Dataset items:
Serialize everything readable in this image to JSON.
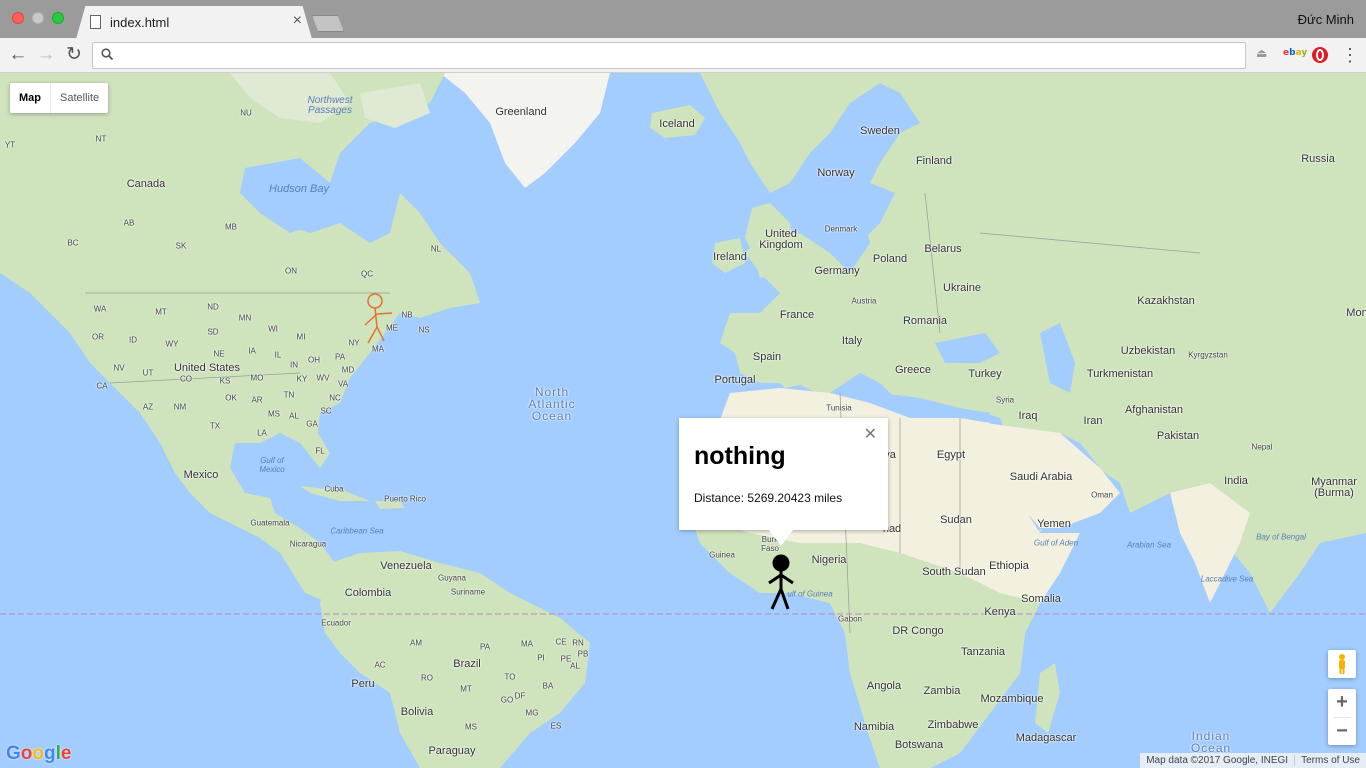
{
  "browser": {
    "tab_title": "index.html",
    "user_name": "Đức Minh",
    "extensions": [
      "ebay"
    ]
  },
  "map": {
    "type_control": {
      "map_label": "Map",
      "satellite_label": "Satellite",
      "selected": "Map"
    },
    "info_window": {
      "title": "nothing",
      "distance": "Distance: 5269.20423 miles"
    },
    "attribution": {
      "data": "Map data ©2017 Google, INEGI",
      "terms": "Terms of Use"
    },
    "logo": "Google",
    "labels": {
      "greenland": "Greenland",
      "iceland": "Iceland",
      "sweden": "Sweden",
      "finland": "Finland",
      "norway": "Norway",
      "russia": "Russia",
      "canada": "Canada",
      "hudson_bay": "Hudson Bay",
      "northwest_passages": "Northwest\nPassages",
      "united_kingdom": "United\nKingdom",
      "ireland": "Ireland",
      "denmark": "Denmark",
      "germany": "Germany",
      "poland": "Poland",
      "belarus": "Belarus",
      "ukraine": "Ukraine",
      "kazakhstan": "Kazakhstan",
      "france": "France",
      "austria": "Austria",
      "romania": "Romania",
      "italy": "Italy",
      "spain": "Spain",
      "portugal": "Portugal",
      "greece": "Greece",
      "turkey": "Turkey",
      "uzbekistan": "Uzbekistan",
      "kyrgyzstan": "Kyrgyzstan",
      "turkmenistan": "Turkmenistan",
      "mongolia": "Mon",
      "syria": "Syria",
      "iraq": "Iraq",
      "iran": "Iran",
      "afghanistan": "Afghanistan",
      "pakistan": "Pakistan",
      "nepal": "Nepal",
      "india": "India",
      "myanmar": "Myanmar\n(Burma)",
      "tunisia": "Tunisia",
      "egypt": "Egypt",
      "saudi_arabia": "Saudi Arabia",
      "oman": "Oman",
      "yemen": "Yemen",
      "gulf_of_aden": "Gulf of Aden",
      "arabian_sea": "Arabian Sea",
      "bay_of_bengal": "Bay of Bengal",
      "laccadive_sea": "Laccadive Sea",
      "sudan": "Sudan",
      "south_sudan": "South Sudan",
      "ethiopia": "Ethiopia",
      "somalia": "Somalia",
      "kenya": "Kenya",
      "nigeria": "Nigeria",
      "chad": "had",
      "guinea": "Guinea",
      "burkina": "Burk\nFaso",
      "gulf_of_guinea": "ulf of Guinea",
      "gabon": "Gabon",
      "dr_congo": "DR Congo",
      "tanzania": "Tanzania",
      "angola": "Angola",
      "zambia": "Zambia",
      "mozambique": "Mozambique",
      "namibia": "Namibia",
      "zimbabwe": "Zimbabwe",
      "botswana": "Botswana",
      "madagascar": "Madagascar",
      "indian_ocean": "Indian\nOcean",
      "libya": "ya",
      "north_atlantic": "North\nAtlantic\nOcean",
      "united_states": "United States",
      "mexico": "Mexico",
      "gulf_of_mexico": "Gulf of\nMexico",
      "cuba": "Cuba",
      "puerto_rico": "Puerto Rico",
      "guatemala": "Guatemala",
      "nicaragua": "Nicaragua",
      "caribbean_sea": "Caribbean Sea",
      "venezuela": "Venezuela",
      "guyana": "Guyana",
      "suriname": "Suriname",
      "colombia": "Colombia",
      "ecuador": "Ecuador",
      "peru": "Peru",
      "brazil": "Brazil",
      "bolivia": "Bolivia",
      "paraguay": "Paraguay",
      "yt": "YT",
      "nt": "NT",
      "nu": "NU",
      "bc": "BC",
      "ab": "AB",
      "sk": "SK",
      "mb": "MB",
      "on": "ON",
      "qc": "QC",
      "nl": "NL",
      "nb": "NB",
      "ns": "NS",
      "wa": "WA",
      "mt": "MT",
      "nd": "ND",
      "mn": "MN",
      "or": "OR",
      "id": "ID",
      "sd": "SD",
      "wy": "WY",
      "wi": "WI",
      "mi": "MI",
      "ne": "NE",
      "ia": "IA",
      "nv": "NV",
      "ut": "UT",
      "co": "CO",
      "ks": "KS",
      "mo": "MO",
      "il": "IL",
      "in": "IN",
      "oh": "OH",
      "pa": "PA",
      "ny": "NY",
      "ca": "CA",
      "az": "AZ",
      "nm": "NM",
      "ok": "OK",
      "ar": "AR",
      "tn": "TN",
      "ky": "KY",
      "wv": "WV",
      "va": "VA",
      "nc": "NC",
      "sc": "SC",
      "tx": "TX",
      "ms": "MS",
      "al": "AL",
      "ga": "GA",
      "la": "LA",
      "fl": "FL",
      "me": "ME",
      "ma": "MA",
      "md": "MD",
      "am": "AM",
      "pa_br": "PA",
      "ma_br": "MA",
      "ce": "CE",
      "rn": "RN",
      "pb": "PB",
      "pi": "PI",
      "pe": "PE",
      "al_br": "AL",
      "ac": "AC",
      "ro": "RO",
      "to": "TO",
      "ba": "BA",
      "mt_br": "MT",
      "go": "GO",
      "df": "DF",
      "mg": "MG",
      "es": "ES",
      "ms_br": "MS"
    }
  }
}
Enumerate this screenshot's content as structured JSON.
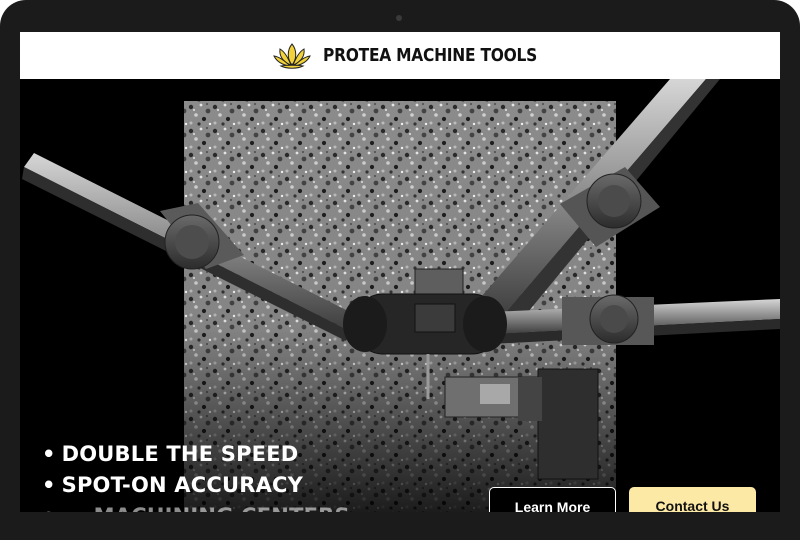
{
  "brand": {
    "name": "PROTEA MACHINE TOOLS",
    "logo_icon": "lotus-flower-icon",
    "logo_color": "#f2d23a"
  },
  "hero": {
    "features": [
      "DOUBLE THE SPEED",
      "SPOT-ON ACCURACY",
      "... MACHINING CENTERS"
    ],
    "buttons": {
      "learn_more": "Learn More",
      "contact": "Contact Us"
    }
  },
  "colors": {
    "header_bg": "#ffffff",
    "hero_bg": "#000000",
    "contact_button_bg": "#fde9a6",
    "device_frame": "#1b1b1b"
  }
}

...

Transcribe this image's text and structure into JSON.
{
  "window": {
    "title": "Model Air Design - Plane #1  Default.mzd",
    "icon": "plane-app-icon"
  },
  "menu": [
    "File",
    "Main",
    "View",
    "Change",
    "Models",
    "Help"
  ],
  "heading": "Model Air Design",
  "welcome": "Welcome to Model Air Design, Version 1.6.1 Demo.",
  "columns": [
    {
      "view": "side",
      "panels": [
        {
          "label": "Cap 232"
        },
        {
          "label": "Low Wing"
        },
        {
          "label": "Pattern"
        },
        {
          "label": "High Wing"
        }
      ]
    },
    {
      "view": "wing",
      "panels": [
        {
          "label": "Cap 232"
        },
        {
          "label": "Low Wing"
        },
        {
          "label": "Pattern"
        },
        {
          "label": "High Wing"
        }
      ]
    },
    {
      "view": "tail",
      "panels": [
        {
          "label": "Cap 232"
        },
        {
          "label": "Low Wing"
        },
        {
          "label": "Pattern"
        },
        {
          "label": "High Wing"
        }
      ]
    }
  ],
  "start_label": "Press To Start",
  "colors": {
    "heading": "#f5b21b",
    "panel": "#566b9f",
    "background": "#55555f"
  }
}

* TASK STATEMENT
Go through the data and gather every line that holds "United".

* THE RESULT
      "united_kingdom": "United\nKingdom",
      "united_states": "United States",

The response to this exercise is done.